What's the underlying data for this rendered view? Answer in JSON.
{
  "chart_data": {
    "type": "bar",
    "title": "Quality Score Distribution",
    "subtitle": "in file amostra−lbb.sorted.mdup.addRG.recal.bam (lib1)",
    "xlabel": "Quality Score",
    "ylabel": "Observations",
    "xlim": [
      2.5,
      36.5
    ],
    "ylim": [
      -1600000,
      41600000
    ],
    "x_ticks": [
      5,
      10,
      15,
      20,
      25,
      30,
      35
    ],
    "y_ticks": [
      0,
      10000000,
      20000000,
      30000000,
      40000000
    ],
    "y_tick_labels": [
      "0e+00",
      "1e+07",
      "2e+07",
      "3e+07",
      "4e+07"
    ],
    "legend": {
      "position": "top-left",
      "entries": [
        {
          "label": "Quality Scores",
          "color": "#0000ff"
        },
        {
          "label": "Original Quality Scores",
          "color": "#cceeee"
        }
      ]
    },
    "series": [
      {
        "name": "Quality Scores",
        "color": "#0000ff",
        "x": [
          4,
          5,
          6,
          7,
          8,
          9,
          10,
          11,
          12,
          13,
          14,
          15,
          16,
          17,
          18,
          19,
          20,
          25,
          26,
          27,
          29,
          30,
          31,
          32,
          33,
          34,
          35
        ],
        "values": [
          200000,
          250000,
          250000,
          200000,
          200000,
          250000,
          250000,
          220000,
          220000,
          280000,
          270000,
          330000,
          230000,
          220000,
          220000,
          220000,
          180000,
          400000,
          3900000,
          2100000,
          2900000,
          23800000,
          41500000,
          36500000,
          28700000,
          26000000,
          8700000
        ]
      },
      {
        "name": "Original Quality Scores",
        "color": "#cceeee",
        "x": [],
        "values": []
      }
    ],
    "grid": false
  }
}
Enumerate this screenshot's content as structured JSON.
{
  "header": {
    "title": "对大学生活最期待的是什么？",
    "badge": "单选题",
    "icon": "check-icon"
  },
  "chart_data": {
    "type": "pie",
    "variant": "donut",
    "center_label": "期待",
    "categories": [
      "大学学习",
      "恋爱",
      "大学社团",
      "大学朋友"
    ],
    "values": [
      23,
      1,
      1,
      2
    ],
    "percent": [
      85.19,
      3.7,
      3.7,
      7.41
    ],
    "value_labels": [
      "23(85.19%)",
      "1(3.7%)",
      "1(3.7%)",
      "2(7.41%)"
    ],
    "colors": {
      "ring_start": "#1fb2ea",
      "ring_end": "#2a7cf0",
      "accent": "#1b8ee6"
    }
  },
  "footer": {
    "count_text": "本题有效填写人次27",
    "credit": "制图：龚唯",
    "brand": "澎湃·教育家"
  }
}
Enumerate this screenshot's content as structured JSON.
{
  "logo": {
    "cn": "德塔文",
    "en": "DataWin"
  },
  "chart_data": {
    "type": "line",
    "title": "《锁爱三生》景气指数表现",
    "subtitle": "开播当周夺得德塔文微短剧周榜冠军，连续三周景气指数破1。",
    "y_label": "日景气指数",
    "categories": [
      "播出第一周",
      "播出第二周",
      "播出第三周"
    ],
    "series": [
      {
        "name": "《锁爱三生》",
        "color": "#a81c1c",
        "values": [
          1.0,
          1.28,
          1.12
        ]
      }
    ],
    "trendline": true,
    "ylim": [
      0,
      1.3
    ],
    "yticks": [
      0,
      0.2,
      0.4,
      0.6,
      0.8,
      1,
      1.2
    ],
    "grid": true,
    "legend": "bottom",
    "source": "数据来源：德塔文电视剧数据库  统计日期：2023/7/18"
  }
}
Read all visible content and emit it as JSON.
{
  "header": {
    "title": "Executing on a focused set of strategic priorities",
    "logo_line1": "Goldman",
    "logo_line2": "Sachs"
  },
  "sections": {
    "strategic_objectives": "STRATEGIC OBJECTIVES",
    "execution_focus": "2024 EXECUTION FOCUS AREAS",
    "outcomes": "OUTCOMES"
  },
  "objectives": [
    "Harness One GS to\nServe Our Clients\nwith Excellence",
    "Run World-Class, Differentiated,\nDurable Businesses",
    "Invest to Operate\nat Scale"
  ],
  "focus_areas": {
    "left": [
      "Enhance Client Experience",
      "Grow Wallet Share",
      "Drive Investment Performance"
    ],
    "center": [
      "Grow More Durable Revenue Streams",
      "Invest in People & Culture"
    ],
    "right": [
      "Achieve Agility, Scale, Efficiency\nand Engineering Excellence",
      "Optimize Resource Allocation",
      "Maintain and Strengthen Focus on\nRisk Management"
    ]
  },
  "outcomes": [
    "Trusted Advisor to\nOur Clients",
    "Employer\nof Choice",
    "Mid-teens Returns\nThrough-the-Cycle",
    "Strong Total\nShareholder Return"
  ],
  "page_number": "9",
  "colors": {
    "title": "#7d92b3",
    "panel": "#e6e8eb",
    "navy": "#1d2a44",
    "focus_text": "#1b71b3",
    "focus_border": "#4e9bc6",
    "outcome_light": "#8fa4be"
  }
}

- _YOUR OBJECTIVE_: Scan the listing above. Gather each line that contains the word "Original".

- _FINAL RESULT_:
          "label": "Original Quality Scores",
        "name": "Original Quality Scores",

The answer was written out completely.